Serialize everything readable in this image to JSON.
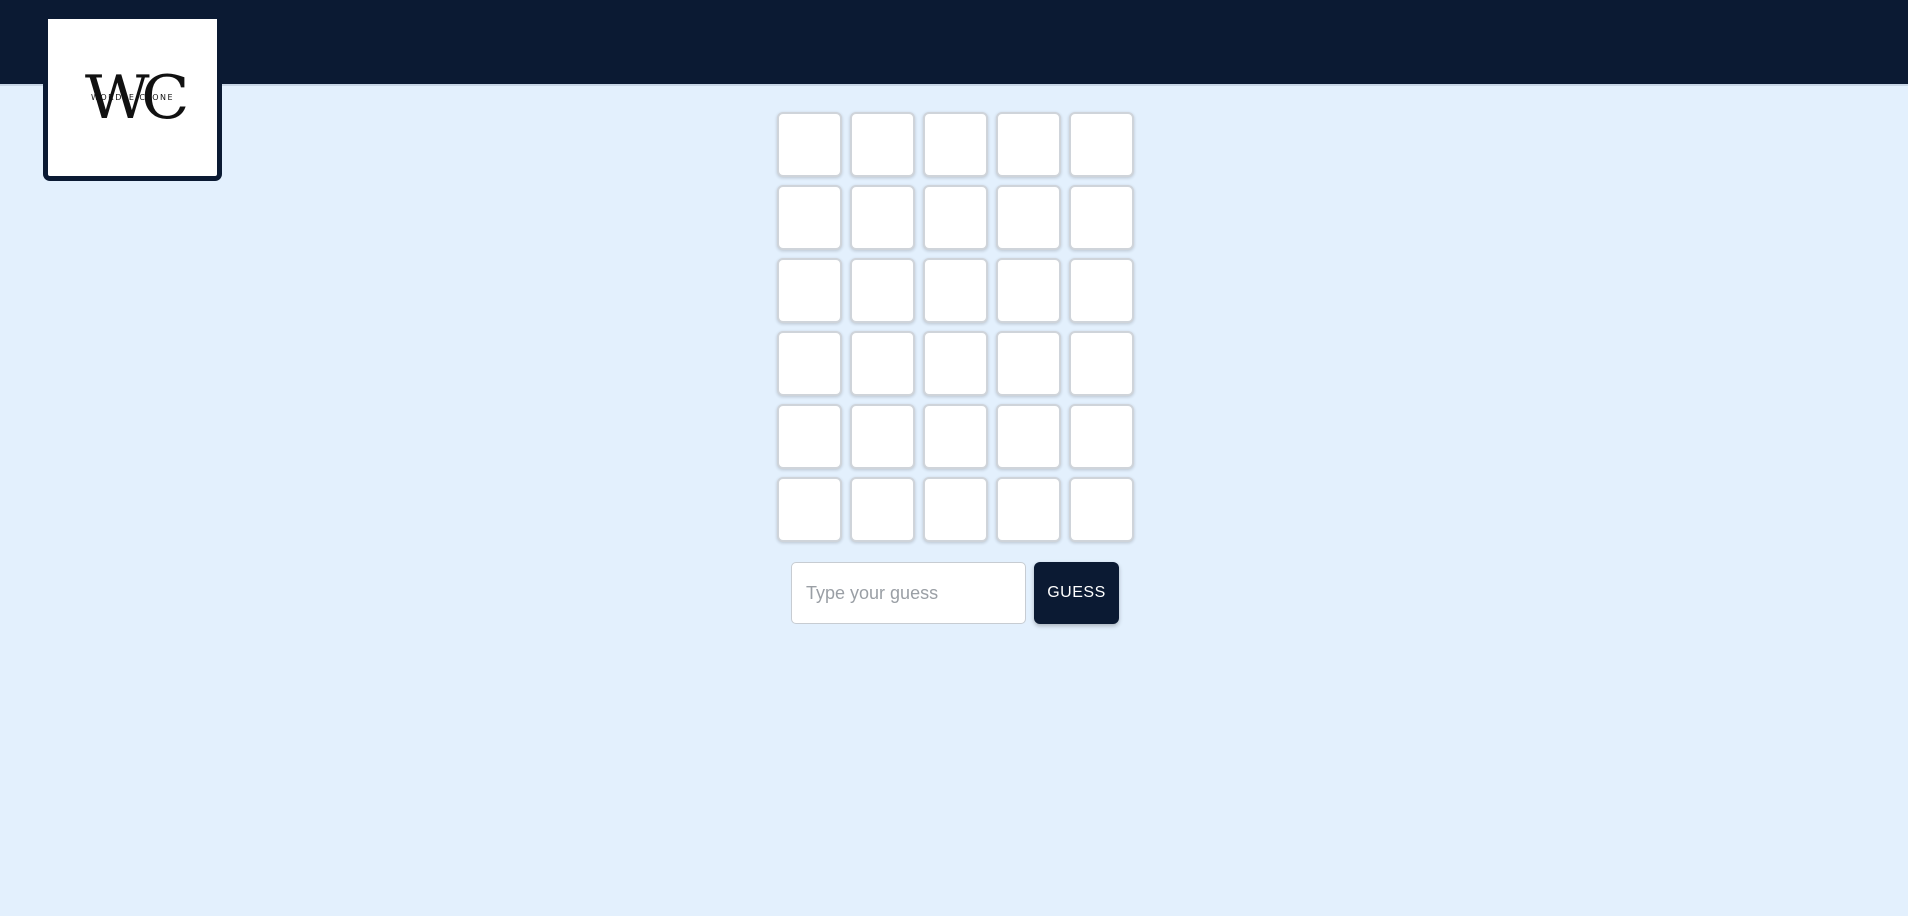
{
  "colors": {
    "background": "#e3f0fd",
    "header": "#0b1a33",
    "tile_fill": "#ffffff",
    "tile_border": "#cfd4da",
    "button": "#0b1a33",
    "button_text": "#ffffff"
  },
  "logo": {
    "letters": "WC",
    "caption": "WORDLE CLONE"
  },
  "board": {
    "rows": 6,
    "cols": 5,
    "tiles": [
      [
        "",
        "",
        "",
        "",
        ""
      ],
      [
        "",
        "",
        "",
        "",
        ""
      ],
      [
        "",
        "",
        "",
        "",
        ""
      ],
      [
        "",
        "",
        "",
        "",
        ""
      ],
      [
        "",
        "",
        "",
        "",
        ""
      ],
      [
        "",
        "",
        "",
        "",
        ""
      ]
    ]
  },
  "guess": {
    "value": "",
    "placeholder": "Type your guess",
    "button_label": "GUESS"
  }
}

___

**WHAT YOU WILL DO**
Every line should be retyped exactly, with the pictures omitted.

**THE COMPLETED TASK**
Serialize everything readable in this image to JSON.
{
  "colors": {
    "background": "#e3f0fd",
    "header": "#0b1a33",
    "tile_fill": "#ffffff",
    "tile_border": "#cfd4da",
    "button": "#0b1a33",
    "button_text": "#ffffff"
  },
  "logo": {
    "letters": "WC",
    "caption": "WORDLE CLONE"
  },
  "board": {
    "rows": 6,
    "cols": 5,
    "tiles": [
      [
        "",
        "",
        "",
        "",
        ""
      ],
      [
        "",
        "",
        "",
        "",
        ""
      ],
      [
        "",
        "",
        "",
        "",
        ""
      ],
      [
        "",
        "",
        "",
        "",
        ""
      ],
      [
        "",
        "",
        "",
        "",
        ""
      ],
      [
        "",
        "",
        "",
        "",
        ""
      ]
    ]
  },
  "guess": {
    "value": "",
    "placeholder": "Type your guess",
    "button_label": "GUESS"
  }
}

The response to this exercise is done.